WHAT IS REQUIRED: Each record that follows should be repeated exactly, minus any images.

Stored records

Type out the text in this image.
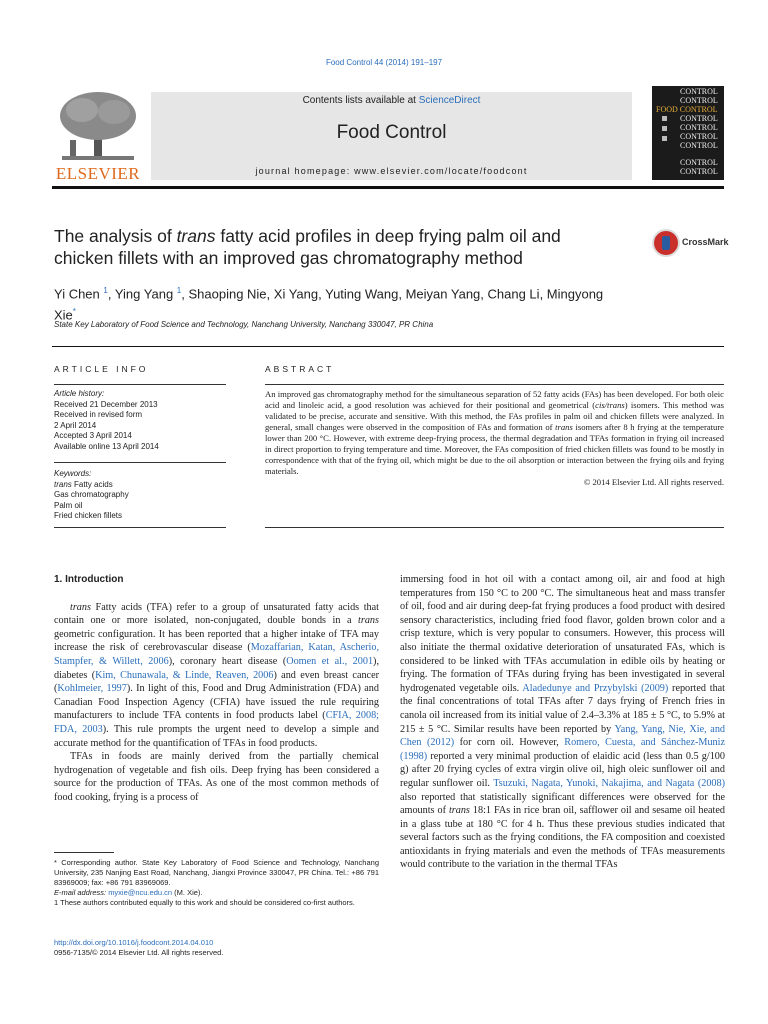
Food Control 44 (2014) 191–197
ELSEVIER
Contents lists available at ScienceDirect
Food Control
journal homepage: www.elsevier.com/locate/foodcont
CONTROL
CONTROL
FOOD CONTROL
CONTROL
CONTROL
CONTROL
CONTROL
CONTROL
CONTROL
The analysis of trans fatty acid profiles in deep frying palm oil and chicken fillets with an improved gas chromatography method
CrossMark
Yi Chen $^1$, Ying Yang $^1$, Shaoping Nie, Xi Yang, Yuting Wang, Meiyan Yang, Chang Li, Mingyong Xie*
State Key Laboratory of Food Science and Technology, Nanchang University, Nanchang 330047, PR China
ARTICLE INFO
Article history:
Received 21 December 2013
Received in revised form
2 April 2014
Accepted 3 April 2014
Available online 13 April 2014
Keywords:
trans Fatty acids
Gas chromatography
Palm oil
Fried chicken fillets
ABSTRACT
An improved gas chromatography method for the simultaneous separation of 52 fatty acids (FAs) has been developed. For both oleic acid and linoleic acid, a good resolution was achieved for their positional and geometrical (cis/trans) isomers. This method was validated to be precise, accurate and sensitive. With this method, the FAs profiles in palm oil and chicken fillets were analyzed. In general, small changes were observed in the composition of FAs and formation of trans isomers after 8 h frying at the temperature lower than 200 °C. However, with extreme deep-frying process, the thermal degradation and TFAs formation in frying oil increased in direct proportion to frying temperature and time. Moreover, the FAs composition of fried chicken fillets was found to be mostly in correspondence with that of the frying oil, which might be due to the oil absorption or interaction between the frying oils and frying materials.
© 2014 Elsevier Ltd. All rights reserved.
1. Introduction

trans Fatty acids (TFA) refer to a group of unsaturated fatty acids that contain one or more isolated, non-conjugated, double bonds in a trans geometric configuration. It has been reported that a higher intake of TFA may increase the risk of cerebrovascular disease (Mozaffarian, Katan, Ascherio, Stampfer, & Willett, 2006), coronary heart disease (Oomen et al., 2001), diabetes (Kim, Chunawala, & Linde, Reaven, 2006) and even breast cancer (Kohlmeier, 1997). In light of this, Food and Drug Administration (FDA) and Canadian Food Inspection Agency (CFIA) have issued the rule requiring manufacturers to include TFA contents in food products label (CFIA, 2008; FDA, 2003). This rule prompts the urgent need to develop a simple and accurate method for the quantification of TFAs in food products.

TFAs in foods are mainly derived from the partially chemical hydrogenation of vegetable and fish oils. Deep frying has been considered a source for the production of TFAs. As one of the most common methods of food cooking, frying is a process of

immersing food in hot oil with a contact among oil, air and food at high temperatures from 150 °C to 200 °C. The simultaneous heat and mass transfer of oil, food and air during deep-fat frying produces a food product with desired sensory characteristics, including fried food flavor, golden brown color and a crisp texture, which is very popular to consumers. However, this process will also initiate the thermal oxidative deterioration of unsaturated FAs, which is considered to be linked with TFAs accumulation in edible oils by heating or frying. The formation of TFAs during frying has been investigated in several hydrogenated vegetable oils. Aladedunye and Przybylski (2009) reported that the final concentrations of total TFAs after 7 days frying of French fries in canola oil increased from its initial value of 2.4–3.3% at 185 ± 5 °C, to 5.9% at 215 ± 5 °C. Similar results have been reported by Yang, Yang, Nie, Xie, and Chen (2012) for corn oil. However, Romero, Cuesta, and Sánchez-Muniz (1998) reported a very minimal production of elaidic acid (less than 0.5 g/100 g) after 20 frying cycles of extra virgin olive oil, high oleic sunflower oil and regular sunflower oil. Tsuzuki, Nagata, Yunoki, Nakajima, and Nagata (2008) also reported that statistically significant differences were observed for the amounts of trans 18:1 FAs in rice bran oil, safflower oil and sesame oil heated in a glass tube at 180 °C for 4 h. Thus these previous studies indicated that several factors such as the frying conditions, the FA composition and coexisted antioxidants in frying materials and even the methods of TFAs measurements would contribute to the variation in the thermal TFAs

* Corresponding author. State Key Laboratory of Food Science and Technology, Nanchang University, 235 Nanjing East Road, Nanchang, Jiangxi Province 330047, PR China. Tel.: +86 791 83969009; fax: +86 791 83969069.
E-mail address: myxie@ncu.edu.cn (M. Xie).
1 These authors contributed equally to this work and should be considered co-first authors.
http://dx.doi.org/10.1016/j.foodcont.2014.04.010
0956-7135/© 2014 Elsevier Ltd. All rights reserved.
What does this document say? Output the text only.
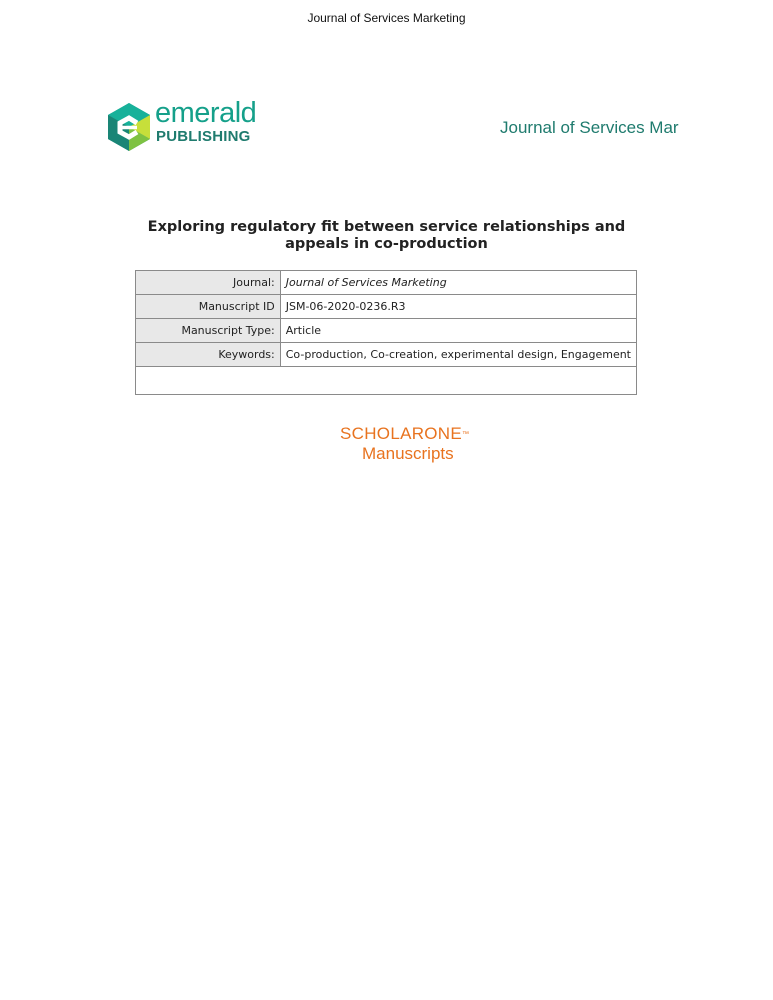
Journal of Services Marketing
emerald
PUBLISHING	Journal of Services Mar
Exploring regulatory fit between service relationships and appeals in co-production
Journal:	Journal of Services Marketing
Manuscript ID	JSM-06-2020-0236.R3
Manuscript Type:	Article
Keywords:	Co-production, Co-creation, experimental design, Engagement

SCHOLARONE™
Manuscripts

RESULT OF THE EXERCISE:
Type out the text in this image.
Food Control 44 (2014) 191–197
ELSEVIER
Contents lists available at ScienceDirect
Food Control
journal homepage: www.elsevier.com/locate/foodcont
CONTROL
CONTROL
FOOD CONTROL
CONTROL
CONTROL
CONTROL
CONTROL
CONTROL
CONTROL
The analysis of trans fatty acid profiles in deep frying palm oil and chicken fillets with an improved gas chromatography method
CrossMark
Yi Chen $^1$, Ying Yang $^1$, Shaoping Nie, Xi Yang, Yuting Wang, Meiyan Yang, Chang Li, Mingyong Xie*
State Key Laboratory of Food Science and Technology, Nanchang University, Nanchang 330047, PR China
ARTICLE INFO
Article history:
Received 21 December 2013
Received in revised form
2 April 2014
Accepted 3 April 2014
Available online 13 April 2014
Keywords:
trans Fatty acids
Gas chromatography
Palm oil
Fried chicken fillets
ABSTRACT
An improved gas chromatography method for the simultaneous separation of 52 fatty acids (FAs) has been developed. For both oleic acid and linoleic acid, a good resolution was achieved for their positional and geometrical (cis/trans) isomers. This method was validated to be precise, accurate and sensitive. With this method, the FAs profiles in palm oil and chicken fillets were analyzed. In general, small changes were observed in the composition of FAs and formation of trans isomers after 8 h frying at the temperature lower than 200 °C. However, with extreme deep-frying process, the thermal degradation and TFAs formation in frying oil increased in direct proportion to frying temperature and time. Moreover, the FAs composition of fried chicken fillets was found to be mostly in correspondence with that of the frying oil, which might be due to the oil absorption or interaction between the frying oils and frying materials.
© 2014 Elsevier Ltd. All rights reserved.
1. Introduction

trans Fatty acids (TFA) refer to a group of unsaturated fatty acids that contain one or more isolated, non-conjugated, double bonds in a trans geometric configuration. It has been reported that a higher intake of TFA may increase the risk of cerebrovascular disease (Mozaffarian, Katan, Ascherio, Stampfer, & Willett, 2006), coronary heart disease (Oomen et al., 2001), diabetes (Kim, Chunawala, & Linde, Reaven, 2006) and even breast cancer (Kohlmeier, 1997). In light of this, Food and Drug Administration (FDA) and Canadian Food Inspection Agency (CFIA) have issued the rule requiring manufacturers to include TFA contents in food products label (CFIA, 2008; FDA, 2003). This rule prompts the urgent need to develop a simple and accurate method for the quantification of TFAs in food products.

TFAs in foods are mainly derived from the partially chemical hydrogenation of vegetable and fish oils. Deep frying has been considered a source for the production of TFAs. As one of the most common methods of food cooking, frying is a process of

immersing food in hot oil with a contact among oil, air and food at high temperatures from 150 °C to 200 °C. The simultaneous heat and mass transfer of oil, food and air during deep-fat frying produces a food product with desired sensory characteristics, including fried food flavor, golden brown color and a crisp texture, which is very popular to consumers. However, this process will also initiate the thermal oxidative deterioration of unsaturated FAs, which is considered to be linked with TFAs accumulation in edible oils by heating or frying. The formation of TFAs during frying has been investigated in several hydrogenated vegetable oils. Aladedunye and Przybylski (2009) reported that the final concentrations of total TFAs after 7 days frying of French fries in canola oil increased from its initial value of 2.4–3.3% at 185 ± 5 °C, to 5.9% at 215 ± 5 °C. Similar results have been reported by Yang, Yang, Nie, Xie, and Chen (2012) for corn oil. However, Romero, Cuesta, and Sánchez-Muniz (1998) reported a very minimal production of elaidic acid (less than 0.5 g/100 g) after 20 frying cycles of extra virgin olive oil, high oleic sunflower oil and regular sunflower oil. Tsuzuki, Nagata, Yunoki, Nakajima, and Nagata (2008) also reported that statistically significant differences were observed for the amounts of trans 18:1 FAs in rice bran oil, safflower oil and sesame oil heated in a glass tube at 180 °C for 4 h. Thus these previous studies indicated that several factors such as the frying conditions, the FA composition and coexisted antioxidants in frying materials and even the methods of TFAs measurements would contribute to the variation in the thermal TFAs

* Corresponding author. State Key Laboratory of Food Science and Technology, Nanchang University, 235 Nanjing East Road, Nanchang, Jiangxi Province 330047, PR China. Tel.: +86 791 83969009; fax: +86 791 83969069.
E-mail address: myxie@ncu.edu.cn (M. Xie).
1 These authors contributed equally to this work and should be considered co-first authors.
http://dx.doi.org/10.1016/j.foodcont.2014.04.010
0956-7135/© 2014 Elsevier Ltd. All rights reserved.
What does this document say? Output the text only.
Journal of Services Marketing
emerald
PUBLISHING	Journal of Services Mar
Exploring regulatory fit between service relationships and appeals in co-production
Journal:	Journal of Services Marketing
Manuscript ID	JSM-06-2020-0236.R3
Manuscript Type:	Article
Keywords:	Co-production, Co-creation, experimental design, Engagement

SCHOLARONE™
Manuscripts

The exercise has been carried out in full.